» Short exercise 1
Please answer these questions using the CUDA and Vitis article.
(a) What physical groups does the CUDA compiler organize the threads within a block into?
(b) Which pragma explicitly unrolls the top main loop in the Vitis kernel code?
(c) In which device series are the AIE engines found?

Introduction

CUDA (Compute Unified Device Architecture) is a parallel computing platform and application programming language specifically designed to target Nvidia GPUs. It is a software abstraction to code “hardware parallel” and in this brief article, we contrast the CUDA programming abstraction to what Vitis offers.


CUDA and Vitis

CUDA

In a nutshell, designing with CUDA amounts to coding for a large vectorizable loopi in a bottom-up fashion, where each vector element is coded as a kernel whose code implements one thread. In the CUDA programming abstraction, the series of sequential instructions in the thread are assigned to blocks, which themselves scale up in a grid. The CUDA compiler then manages the threads within a given block and organizes them as physical groups called warps. A CUDA block is assigned to a streaming multiprocessor (SM) optionally offering access to its high-speed shared memory.

The designer assesses how the application can take advantage of the GPU hardware and tweaks the CUDA code to create as many concurrent threads as possible while also optimizing memory accesses.

Often the designer would simply reuse a library that may already address the type of compute workload needed.

Vitis

Unlike a GPU, an FPGA (Field Programmable Gate Array) is not pre-compartmented as an array of streaming multiprocessors, it is instead a whole slate of logic with columns of memories and math compute elements (the DSP blocks). In addition, dedicated computational blocks (the AIE engines) are found in the Versal AI Core series devices. 

Fig 1: Contrasting a GPU and a FPGA

Fig 1: Contrasting a GPU and a FPGA

To map high-level C++ abstractions in Vitis, the C++ kernels come in two main forms:

  • High-level synthesis (HLS) code for the array of logic and columns of memories. The code can run directly on a CPU for emulation and pragmas combined with specific coding styles describe various levels of parallelism at the instruction or task level. This style of coding C++ with pragma is closer to OpenMP than CUDA

  • Graph-based descriptions for AI Engines kernels with scalar or vector processing. This abstraction is specifically designed for the AIE engines found in the Versal AI Core series.

Unlike CUDA, Vitis makes no assumption of a main vectorized loop in Vitis, it is only one of the many possible micro-code architectures that can be expressed. In fact, an equivalent to the SIMT structure of the GPU could be coded as an unrolled loop calling a function representing the thread in its body. But C++ and HLS can implement several additional micro-code architectures other than top unrolled loops and can mix serial and parallel code within the same kernel. 

The Vitis kernel code on the right loosely describes an equivalent of CUDA threads in a C++ function “thread.” 
The top main loop is explicitly unrolled via the UNROLL pragma.

    ...
// Compute vector elements
void thread(...) {
#pragma HLS INLINE off
  ...;
}
...
// TOP loop for full vector
loop: for (...) {
#pragma HLS UNROLL
    thread(...);
}

C++ HLS micro-architecture for threads…

Vitis also offers numerous open-source libraries to get the best performance on many common functions.

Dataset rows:
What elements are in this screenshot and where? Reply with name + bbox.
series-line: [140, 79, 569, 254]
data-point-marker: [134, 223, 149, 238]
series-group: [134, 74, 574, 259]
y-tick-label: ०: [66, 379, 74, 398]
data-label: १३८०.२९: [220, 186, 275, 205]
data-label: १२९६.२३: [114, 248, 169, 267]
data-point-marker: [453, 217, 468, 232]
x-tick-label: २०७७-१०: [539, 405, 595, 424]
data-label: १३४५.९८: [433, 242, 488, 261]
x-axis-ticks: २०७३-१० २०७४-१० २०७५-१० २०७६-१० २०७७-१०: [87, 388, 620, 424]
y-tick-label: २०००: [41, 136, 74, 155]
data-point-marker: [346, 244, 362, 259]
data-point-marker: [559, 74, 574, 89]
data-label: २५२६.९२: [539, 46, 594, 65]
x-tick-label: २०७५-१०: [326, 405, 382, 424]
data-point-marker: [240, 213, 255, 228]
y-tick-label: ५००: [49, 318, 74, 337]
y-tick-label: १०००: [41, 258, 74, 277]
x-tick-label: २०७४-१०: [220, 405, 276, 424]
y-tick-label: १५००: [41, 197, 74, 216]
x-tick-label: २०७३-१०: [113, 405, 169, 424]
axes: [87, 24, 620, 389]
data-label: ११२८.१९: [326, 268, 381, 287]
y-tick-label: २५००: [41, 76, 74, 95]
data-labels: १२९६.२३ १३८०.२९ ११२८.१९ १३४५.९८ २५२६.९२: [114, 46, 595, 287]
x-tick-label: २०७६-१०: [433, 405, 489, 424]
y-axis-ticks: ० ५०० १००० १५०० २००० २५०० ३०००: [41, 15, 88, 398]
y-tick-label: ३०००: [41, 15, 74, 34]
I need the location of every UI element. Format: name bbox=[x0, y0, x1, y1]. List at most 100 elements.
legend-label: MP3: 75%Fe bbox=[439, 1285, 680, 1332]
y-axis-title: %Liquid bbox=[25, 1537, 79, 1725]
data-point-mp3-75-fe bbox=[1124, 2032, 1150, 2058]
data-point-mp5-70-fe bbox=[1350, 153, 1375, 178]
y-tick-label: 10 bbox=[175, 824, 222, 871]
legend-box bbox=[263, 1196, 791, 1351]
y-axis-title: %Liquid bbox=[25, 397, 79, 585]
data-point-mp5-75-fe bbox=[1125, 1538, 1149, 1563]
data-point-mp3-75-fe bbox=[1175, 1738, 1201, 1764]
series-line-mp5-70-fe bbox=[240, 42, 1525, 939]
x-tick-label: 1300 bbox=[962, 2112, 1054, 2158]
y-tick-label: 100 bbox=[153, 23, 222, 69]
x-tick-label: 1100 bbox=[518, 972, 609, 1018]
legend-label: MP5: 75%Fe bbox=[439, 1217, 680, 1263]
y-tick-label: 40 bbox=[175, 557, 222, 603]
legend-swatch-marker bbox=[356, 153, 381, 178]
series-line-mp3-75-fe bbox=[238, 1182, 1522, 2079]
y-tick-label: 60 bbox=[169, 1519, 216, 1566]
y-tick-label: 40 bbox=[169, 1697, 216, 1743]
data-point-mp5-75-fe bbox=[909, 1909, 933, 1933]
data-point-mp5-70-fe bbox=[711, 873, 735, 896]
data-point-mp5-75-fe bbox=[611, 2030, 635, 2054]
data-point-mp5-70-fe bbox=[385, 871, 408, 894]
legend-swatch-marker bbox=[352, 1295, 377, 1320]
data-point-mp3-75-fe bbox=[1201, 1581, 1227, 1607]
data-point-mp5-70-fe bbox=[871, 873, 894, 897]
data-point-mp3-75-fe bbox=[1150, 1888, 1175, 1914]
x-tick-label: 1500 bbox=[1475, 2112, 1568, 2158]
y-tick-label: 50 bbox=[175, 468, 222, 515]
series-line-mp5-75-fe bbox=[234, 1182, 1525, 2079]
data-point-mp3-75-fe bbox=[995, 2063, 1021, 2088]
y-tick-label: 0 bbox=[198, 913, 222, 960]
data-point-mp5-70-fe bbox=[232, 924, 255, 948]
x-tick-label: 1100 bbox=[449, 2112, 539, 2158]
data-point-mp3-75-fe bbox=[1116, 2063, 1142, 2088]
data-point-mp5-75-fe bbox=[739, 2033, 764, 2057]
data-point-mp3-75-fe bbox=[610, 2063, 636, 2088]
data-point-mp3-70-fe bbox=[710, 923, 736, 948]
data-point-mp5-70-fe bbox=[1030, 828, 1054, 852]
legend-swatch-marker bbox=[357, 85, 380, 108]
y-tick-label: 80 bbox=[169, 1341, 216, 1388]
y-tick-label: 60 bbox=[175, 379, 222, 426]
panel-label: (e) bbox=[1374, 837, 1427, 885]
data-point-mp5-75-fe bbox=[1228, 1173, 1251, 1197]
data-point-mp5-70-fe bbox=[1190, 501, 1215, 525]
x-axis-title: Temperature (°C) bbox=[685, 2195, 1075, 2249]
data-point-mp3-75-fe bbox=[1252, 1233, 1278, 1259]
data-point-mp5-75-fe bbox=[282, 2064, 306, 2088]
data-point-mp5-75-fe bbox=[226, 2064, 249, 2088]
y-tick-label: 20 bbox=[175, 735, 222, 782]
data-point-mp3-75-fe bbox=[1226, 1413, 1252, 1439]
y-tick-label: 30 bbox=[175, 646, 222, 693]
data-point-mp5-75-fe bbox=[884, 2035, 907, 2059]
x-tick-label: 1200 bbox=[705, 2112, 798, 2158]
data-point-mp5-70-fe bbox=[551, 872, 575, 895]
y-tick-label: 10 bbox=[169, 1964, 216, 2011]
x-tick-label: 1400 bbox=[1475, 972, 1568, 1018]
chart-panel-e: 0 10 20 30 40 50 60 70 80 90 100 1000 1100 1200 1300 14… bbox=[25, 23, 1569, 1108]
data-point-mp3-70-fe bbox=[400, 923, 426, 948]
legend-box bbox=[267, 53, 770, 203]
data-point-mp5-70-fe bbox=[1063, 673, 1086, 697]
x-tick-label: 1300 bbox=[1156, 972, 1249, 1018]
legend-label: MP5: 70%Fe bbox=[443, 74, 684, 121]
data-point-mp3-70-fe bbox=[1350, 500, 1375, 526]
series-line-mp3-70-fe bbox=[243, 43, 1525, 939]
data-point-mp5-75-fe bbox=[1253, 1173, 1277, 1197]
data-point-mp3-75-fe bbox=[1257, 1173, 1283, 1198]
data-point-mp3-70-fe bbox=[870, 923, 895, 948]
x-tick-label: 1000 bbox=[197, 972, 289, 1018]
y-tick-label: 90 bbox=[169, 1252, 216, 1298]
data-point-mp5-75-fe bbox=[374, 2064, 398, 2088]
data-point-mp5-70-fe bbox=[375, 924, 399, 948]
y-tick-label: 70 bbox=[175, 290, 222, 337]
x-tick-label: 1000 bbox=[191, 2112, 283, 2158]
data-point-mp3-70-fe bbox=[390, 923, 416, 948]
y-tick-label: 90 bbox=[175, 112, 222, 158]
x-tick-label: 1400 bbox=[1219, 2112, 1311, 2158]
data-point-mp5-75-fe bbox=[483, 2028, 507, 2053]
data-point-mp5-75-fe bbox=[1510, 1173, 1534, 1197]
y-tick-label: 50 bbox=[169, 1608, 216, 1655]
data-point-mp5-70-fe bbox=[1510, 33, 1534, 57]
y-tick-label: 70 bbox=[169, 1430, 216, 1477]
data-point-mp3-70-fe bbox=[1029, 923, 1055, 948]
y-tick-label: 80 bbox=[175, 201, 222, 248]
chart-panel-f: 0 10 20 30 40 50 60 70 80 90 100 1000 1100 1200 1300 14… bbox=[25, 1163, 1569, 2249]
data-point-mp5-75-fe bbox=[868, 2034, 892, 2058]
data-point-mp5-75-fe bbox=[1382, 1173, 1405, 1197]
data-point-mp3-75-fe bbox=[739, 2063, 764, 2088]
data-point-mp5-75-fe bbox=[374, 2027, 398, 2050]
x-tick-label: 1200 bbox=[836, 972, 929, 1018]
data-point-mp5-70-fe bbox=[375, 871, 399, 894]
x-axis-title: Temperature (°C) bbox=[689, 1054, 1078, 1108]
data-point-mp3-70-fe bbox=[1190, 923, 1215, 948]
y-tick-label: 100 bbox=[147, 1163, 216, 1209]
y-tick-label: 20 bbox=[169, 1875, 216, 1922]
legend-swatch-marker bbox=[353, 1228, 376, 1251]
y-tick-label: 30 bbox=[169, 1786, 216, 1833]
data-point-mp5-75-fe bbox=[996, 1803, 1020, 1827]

» Short exercise 2
Substitute "y-axis-label" for "y-tick-label" in the dataset rows and change nothing else. Begin at the first row and stop after the row that contains "data-point-marker: [559, 74, 574, 89]".

» Task result 1
(a) Warps
(b) The UNROLL pragma
(c) The Versal AI Core series

» Task result 2
What elements are in this screenshot and where? Reply with name + bbox.
series-line: [140, 79, 569, 254]
data-point-marker: [134, 223, 149, 238]
series-group: [134, 74, 574, 259]
y-axis-label: ०: [66, 379, 74, 398]
data-label: १३८०.२९: [220, 186, 275, 205]
data-label: १२९६.२३: [114, 248, 169, 267]
data-point-marker: [453, 217, 468, 232]
x-tick-label: २०७७-१०: [539, 405, 595, 424]
data-label: १३४५.९८: [433, 242, 488, 261]
x-axis-ticks: २०७३-१० २०७४-१० २०७५-१० २०७६-१० २०७७-१०: [87, 388, 620, 424]
y-axis-label: २०००: [41, 136, 74, 155]
data-point-marker: [346, 244, 362, 259]
data-point-marker: [559, 74, 574, 89]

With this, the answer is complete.